*Exercise*
Write each line out again exactly as written.

*Data listing*
════════
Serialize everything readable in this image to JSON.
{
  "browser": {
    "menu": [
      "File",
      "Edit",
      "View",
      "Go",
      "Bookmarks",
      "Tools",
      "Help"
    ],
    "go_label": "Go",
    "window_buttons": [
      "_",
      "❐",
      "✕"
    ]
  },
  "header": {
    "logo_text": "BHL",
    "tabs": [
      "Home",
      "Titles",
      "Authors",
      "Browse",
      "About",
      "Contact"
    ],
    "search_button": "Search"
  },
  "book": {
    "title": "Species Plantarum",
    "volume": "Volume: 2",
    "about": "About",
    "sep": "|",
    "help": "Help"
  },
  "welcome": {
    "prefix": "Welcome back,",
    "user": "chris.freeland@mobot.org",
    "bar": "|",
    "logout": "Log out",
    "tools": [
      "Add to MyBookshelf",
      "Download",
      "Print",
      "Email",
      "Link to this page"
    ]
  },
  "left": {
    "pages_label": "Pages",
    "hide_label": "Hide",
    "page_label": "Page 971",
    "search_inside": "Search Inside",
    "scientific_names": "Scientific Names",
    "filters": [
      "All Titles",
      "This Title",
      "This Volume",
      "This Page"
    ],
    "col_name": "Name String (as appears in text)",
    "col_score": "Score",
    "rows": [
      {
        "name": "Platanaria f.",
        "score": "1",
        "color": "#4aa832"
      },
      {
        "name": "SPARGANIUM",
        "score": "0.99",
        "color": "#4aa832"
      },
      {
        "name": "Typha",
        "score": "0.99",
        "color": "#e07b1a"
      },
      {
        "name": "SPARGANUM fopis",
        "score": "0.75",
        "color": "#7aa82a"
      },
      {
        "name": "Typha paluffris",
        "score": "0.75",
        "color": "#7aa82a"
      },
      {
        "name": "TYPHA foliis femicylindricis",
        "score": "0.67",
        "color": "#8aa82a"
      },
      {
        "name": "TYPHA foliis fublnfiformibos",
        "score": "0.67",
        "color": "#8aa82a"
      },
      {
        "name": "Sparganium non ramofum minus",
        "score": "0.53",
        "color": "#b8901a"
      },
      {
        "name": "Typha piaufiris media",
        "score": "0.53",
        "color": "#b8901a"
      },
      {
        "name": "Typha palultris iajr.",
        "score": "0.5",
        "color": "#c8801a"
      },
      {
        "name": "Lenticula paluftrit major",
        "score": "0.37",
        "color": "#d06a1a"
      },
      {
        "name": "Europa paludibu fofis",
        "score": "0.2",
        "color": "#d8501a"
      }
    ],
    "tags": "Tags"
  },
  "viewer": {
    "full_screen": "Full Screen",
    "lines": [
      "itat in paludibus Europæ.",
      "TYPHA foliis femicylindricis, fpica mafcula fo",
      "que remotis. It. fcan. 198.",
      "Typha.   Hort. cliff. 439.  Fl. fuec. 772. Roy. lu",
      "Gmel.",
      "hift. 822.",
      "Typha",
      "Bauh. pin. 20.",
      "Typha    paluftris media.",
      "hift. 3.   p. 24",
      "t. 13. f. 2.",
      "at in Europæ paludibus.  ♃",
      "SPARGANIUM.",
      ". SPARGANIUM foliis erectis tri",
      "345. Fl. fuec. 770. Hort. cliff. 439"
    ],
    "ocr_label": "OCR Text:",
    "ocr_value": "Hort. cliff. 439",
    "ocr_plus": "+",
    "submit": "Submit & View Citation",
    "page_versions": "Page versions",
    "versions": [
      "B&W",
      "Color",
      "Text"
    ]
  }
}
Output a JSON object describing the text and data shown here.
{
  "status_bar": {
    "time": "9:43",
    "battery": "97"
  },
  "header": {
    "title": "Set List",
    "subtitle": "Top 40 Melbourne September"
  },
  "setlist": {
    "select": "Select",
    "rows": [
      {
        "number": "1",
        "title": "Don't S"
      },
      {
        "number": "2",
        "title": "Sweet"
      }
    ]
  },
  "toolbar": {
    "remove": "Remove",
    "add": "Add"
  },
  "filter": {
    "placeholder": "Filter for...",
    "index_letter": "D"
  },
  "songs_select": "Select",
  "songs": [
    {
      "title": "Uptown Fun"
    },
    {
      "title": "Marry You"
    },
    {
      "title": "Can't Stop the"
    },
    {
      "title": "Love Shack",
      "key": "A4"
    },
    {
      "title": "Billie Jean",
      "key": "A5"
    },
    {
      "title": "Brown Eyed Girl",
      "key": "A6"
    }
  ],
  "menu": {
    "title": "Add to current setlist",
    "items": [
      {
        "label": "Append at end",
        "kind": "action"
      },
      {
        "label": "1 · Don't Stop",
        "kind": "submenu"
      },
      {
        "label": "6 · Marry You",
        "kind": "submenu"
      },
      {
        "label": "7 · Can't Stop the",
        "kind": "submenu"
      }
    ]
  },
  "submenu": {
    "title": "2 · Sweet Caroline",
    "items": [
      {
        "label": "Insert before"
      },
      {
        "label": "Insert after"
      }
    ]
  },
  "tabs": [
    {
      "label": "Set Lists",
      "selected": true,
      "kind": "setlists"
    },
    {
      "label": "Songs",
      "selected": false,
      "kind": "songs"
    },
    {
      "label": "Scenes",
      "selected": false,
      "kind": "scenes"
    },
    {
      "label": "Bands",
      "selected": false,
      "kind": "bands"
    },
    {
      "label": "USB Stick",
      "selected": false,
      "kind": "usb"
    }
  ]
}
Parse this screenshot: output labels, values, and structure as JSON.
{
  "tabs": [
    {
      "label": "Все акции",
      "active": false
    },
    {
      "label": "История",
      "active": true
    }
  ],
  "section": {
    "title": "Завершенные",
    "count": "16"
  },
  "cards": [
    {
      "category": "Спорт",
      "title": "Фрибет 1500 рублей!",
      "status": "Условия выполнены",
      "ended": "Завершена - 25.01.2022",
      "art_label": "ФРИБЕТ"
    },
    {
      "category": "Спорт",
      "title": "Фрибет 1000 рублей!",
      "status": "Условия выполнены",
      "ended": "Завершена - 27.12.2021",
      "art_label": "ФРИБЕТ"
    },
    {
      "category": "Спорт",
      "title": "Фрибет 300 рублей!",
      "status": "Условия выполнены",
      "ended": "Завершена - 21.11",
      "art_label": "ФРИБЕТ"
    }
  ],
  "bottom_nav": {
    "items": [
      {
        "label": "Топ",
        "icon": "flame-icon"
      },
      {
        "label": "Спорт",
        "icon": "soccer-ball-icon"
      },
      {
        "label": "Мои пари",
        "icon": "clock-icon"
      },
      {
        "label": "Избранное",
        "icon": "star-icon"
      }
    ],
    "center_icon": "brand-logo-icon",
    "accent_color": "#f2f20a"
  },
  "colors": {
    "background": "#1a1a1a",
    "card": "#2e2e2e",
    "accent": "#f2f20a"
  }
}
════════
*Written response*
Serialize everything readable in this image to JSON.
{
  "browser": {
    "menu": [
      "File",
      "Edit",
      "View",
      "Go",
      "Bookmarks",
      "Tools",
      "Help"
    ],
    "go_label": "Go",
    "window_buttons": [
      "_",
      "❐",
      "✕"
    ]
  },
  "header": {
    "logo_text": "BHL",
    "tabs": [
      "Home",
      "Titles",
      "Authors",
      "Browse",
      "About",
      "Contact"
    ],
    "search_button": "Search"
  },
  "book": {
    "title": "Species Plantarum",
    "volume": "Volume: 2",
    "about": "About",
    "sep": "|",
    "help": "Help"
  },
  "welcome": {
    "prefix": "Welcome back,",
    "user": "chris.freeland@mobot.org",
    "bar": "|",
    "logout": "Log out",
    "tools": [
      "Add to MyBookshelf",
      "Download",
      "Print",
      "Email",
      "Link to this page"
    ]
  },
  "left": {
    "pages_label": "Pages",
    "hide_label": "Hide",
    "page_label": "Page 971",
    "search_inside": "Search Inside",
    "scientific_names": "Scientific Names",
    "filters": [
      "All Titles",
      "This Title",
      "This Volume",
      "This Page"
    ],
    "col_name": "Name String (as appears in text)",
    "col_score": "Score",
    "rows": [
      {
        "name": "Platanaria f.",
        "score": "1",
        "color": "#4aa832"
      },
      {
        "name": "SPARGANIUM",
        "score": "0.99",
        "color": "#4aa832"
      },
      {
        "name": "Typha",
        "score": "0.99",
        "color": "#e07b1a"
      },
      {
        "name": "SPARGANUM fopis",
        "score": "0.75",
        "color": "#7aa82a"
      },
      {
        "name": "Typha paluffris",
        "score": "0.75",
        "color": "#7aa82a"
      },
      {
        "name": "TYPHA foliis femicylindricis",
        "score": "0.67",
        "color": "#8aa82a"
      },
      {
        "name": "TYPHA foliis fublnfiformibos",
        "score": "0.67",
        "color": "#8aa82a"
      },
      {
        "name": "Sparganium non ramofum minus",
        "score": "0.53",
        "color": "#b8901a"
      },
      {
        "name": "Typha piaufiris media",
        "score": "0.53",
        "color": "#b8901a"
      },
      {
        "name": "Typha palultris iajr.",
        "score": "0.5",
        "color": "#c8801a"
      },
      {
        "name": "Lenticula paluftrit major",
        "score": "0.37",
        "color": "#d06a1a"
      },
      {
        "name": "Europa paludibu fofis",
        "score": "0.2",
        "color": "#d8501a"
      }
    ],
    "tags": "Tags"
  },
  "viewer": {
    "full_screen": "Full Screen",
    "lines": [
      "itat in paludibus Europæ.",
      "TYPHA foliis femicylindricis, fpica mafcula fo",
      "que remotis. It. fcan. 198.",
      "Typha.   Hort. cliff. 439.  Fl. fuec. 772. Roy. lu",
      "Gmel.",
      "hift. 822.",
      "Typha",
      "Bauh. pin. 20.",
      "Typha    paluftris media.",
      "hift. 3.   p. 24",
      "t. 13. f. 2.",
      "at in Europæ paludibus.  ♃",
      "SPARGANIUM.",
      ". SPARGANIUM foliis erectis tri",
      "345. Fl. fuec. 770. Hort. cliff. 439"
    ],
    "ocr_label": "OCR Text:",
    "ocr_value": "Hort. cliff. 439",
    "ocr_plus": "+",
    "submit": "Submit & View Citation",
    "page_versions": "Page versions",
    "versions": [
      "B&W",
      "Color",
      "Text"
    ]
  }
}
Output a JSON object describing the text and data shown here.
{
  "status_bar": {
    "time": "9:43",
    "battery": "97"
  },
  "header": {
    "title": "Set List",
    "subtitle": "Top 40 Melbourne September"
  },
  "setlist": {
    "select": "Select",
    "rows": [
      {
        "number": "1",
        "title": "Don't S"
      },
      {
        "number": "2",
        "title": "Sweet"
      }
    ]
  },
  "toolbar": {
    "remove": "Remove",
    "add": "Add"
  },
  "filter": {
    "placeholder": "Filter for...",
    "index_letter": "D"
  },
  "songs_select": "Select",
  "songs": [
    {
      "title": "Uptown Fun"
    },
    {
      "title": "Marry You"
    },
    {
      "title": "Can't Stop the"
    },
    {
      "title": "Love Shack",
      "key": "A4"
    },
    {
      "title": "Billie Jean",
      "key": "A5"
    },
    {
      "title": "Brown Eyed Girl",
      "key": "A6"
    }
  ],
  "menu": {
    "title": "Add to current setlist",
    "items": [
      {
        "label": "Append at end",
        "kind": "action"
      },
      {
        "label": "1 · Don't Stop",
        "kind": "submenu"
      },
      {
        "label": "6 · Marry You",
        "kind": "submenu"
      },
      {
        "label": "7 · Can't Stop the",
        "kind": "submenu"
      }
    ]
  },
  "submenu": {
    "title": "2 · Sweet Caroline",
    "items": [
      {
        "label": "Insert before"
      },
      {
        "label": "Insert after"
      }
    ]
  },
  "tabs": [
    {
      "label": "Set Lists",
      "selected": true,
      "kind": "setlists"
    },
    {
      "label": "Songs",
      "selected": false,
      "kind": "songs"
    },
    {
      "label": "Scenes",
      "selected": false,
      "kind": "scenes"
    },
    {
      "label": "Bands",
      "selected": false,
      "kind": "bands"
    },
    {
      "label": "USB Stick",
      "selected": false,
      "kind": "usb"
    }
  ]
}
Parse this screenshot: output labels, values, and structure as JSON.
{
  "tabs": [
    {
      "label": "Все акции",
      "active": false
    },
    {
      "label": "История",
      "active": true
    }
  ],
  "section": {
    "title": "Завершенные",
    "count": "16"
  },
  "cards": [
    {
      "category": "Спорт",
      "title": "Фрибет 1500 рублей!",
      "status": "Условия выполнены",
      "ended": "Завершена - 25.01.2022",
      "art_label": "ФРИБЕТ"
    },
    {
      "category": "Спорт",
      "title": "Фрибет 1000 рублей!",
      "status": "Условия выполнены",
      "ended": "Завершена - 27.12.2021",
      "art_label": "ФРИБЕТ"
    },
    {
      "category": "Спорт",
      "title": "Фрибет 300 рублей!",
      "status": "Условия выполнены",
      "ended": "Завершена - 21.11",
      "art_label": "ФРИБЕТ"
    }
  ],
  "bottom_nav": {
    "items": [
      {
        "label": "Топ",
        "icon": "flame-icon"
      },
      {
        "label": "Спорт",
        "icon": "soccer-ball-icon"
      },
      {
        "label": "Мои пари",
        "icon": "clock-icon"
      },
      {
        "label": "Избранное",
        "icon": "star-icon"
      }
    ],
    "center_icon": "brand-logo-icon",
    "accent_color": "#f2f20a"
  },
  "colors": {
    "background": "#1a1a1a",
    "card": "#2e2e2e",
    "accent": "#f2f20a"
  }
}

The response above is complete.